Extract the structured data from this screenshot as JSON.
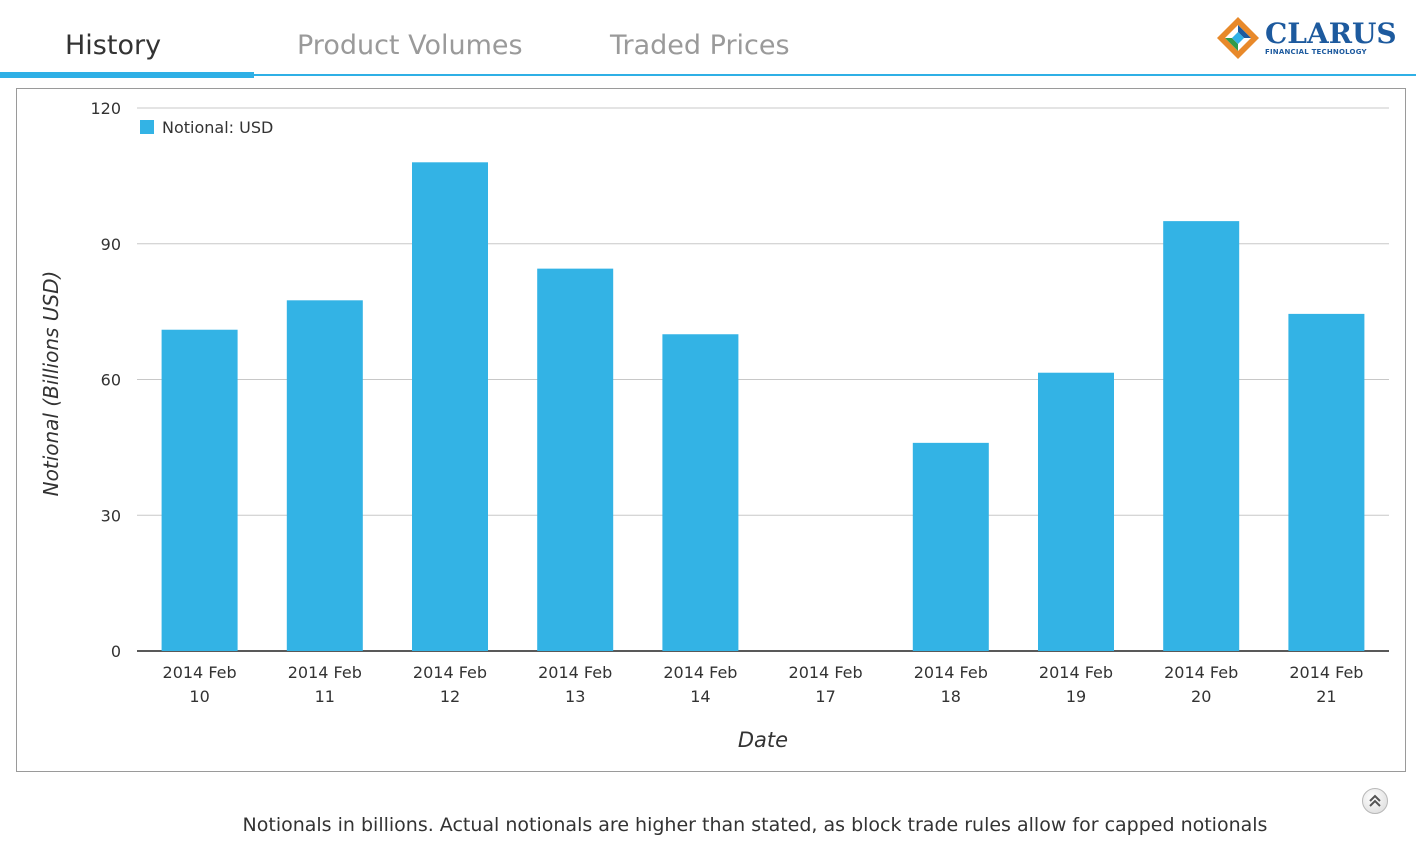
{
  "tabs": [
    {
      "label": "History",
      "active": true
    },
    {
      "label": "Product Volumes",
      "active": false
    },
    {
      "label": "Traded Prices",
      "active": false
    }
  ],
  "logo": {
    "name": "CLARUS",
    "subtitle": "FINANCIAL TECHNOLOGY"
  },
  "footer": {
    "note": "Notionals in billions. Actual notionals are higher than stated, as block trade rules allow for capped notionals"
  },
  "colors": {
    "accent": "#2fb0e6",
    "bar": "#33b3e5"
  },
  "chart_data": {
    "type": "bar",
    "categories": [
      [
        "2014 Feb",
        "10"
      ],
      [
        "2014 Feb",
        "11"
      ],
      [
        "2014 Feb",
        "12"
      ],
      [
        "2014 Feb",
        "13"
      ],
      [
        "2014 Feb",
        "14"
      ],
      [
        "2014 Feb",
        "17"
      ],
      [
        "2014 Feb",
        "18"
      ],
      [
        "2014 Feb",
        "19"
      ],
      [
        "2014 Feb",
        "20"
      ],
      [
        "2014 Feb",
        "21"
      ]
    ],
    "series": [
      {
        "name": "Notional: USD",
        "values": [
          71,
          77.5,
          108,
          84.5,
          70,
          0,
          46,
          61.5,
          95,
          74.5
        ]
      }
    ],
    "xlabel": "Date",
    "ylabel": "Notional (Billions USD)",
    "ylim": [
      0,
      120
    ],
    "yticks": [
      0,
      30,
      60,
      90,
      120
    ],
    "grid": true,
    "legend": "top-left"
  }
}
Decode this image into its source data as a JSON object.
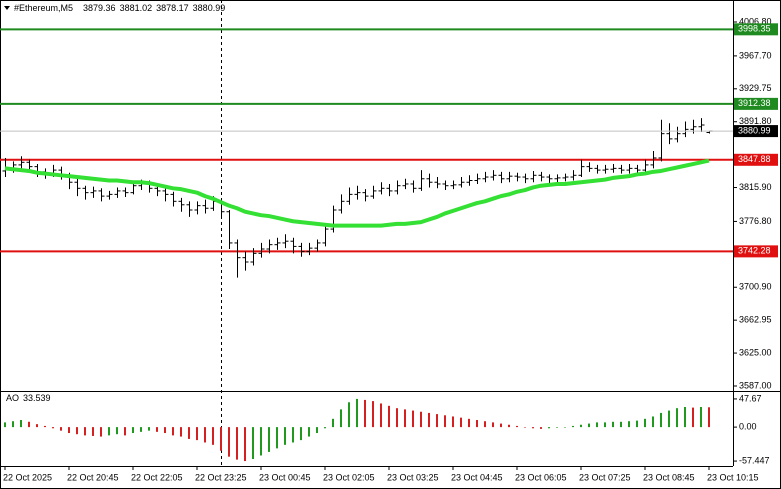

# # # # # # #

→ Task to complete:
Write out every line above exactly as it is, leaving out the pictures.

→ Written answer:
Extract the structured data from this screenshot as JSON.
{
  "tabs": [
    {
      "label": "History",
      "active": true
    },
    {
      "label": "Product Volumes",
      "active": false
    },
    {
      "label": "Traded Prices",
      "active": false
    }
  ],
  "logo": {
    "name": "CLARUS",
    "subtitle": "FINANCIAL TECHNOLOGY"
  },
  "footer": {
    "note": "Notionals in billions. Actual notionals are higher than stated, as block trade rules allow for capped notionals"
  },
  "colors": {
    "accent": "#2fb0e6",
    "bar": "#33b3e5"
  },
  "chart_data": {
    "type": "bar",
    "categories": [
      [
        "2014 Feb",
        "10"
      ],
      [
        "2014 Feb",
        "11"
      ],
      [
        "2014 Feb",
        "12"
      ],
      [
        "2014 Feb",
        "13"
      ],
      [
        "2014 Feb",
        "14"
      ],
      [
        "2014 Feb",
        "17"
      ],
      [
        "2014 Feb",
        "18"
      ],
      [
        "2014 Feb",
        "19"
      ],
      [
        "2014 Feb",
        "20"
      ],
      [
        "2014 Feb",
        "21"
      ]
    ],
    "series": [
      {
        "name": "Notional: USD",
        "values": [
          71,
          77.5,
          108,
          84.5,
          70,
          0,
          46,
          61.5,
          95,
          74.5
        ]
      }
    ],
    "xlabel": "Date",
    "ylabel": "Notional (Billions USD)",
    "ylim": [
      0,
      120
    ],
    "yticks": [
      0,
      30,
      60,
      90,
      120
    ],
    "grid": true,
    "legend": "top-left"
  }
}
Decode this image into its source data as a JSON object.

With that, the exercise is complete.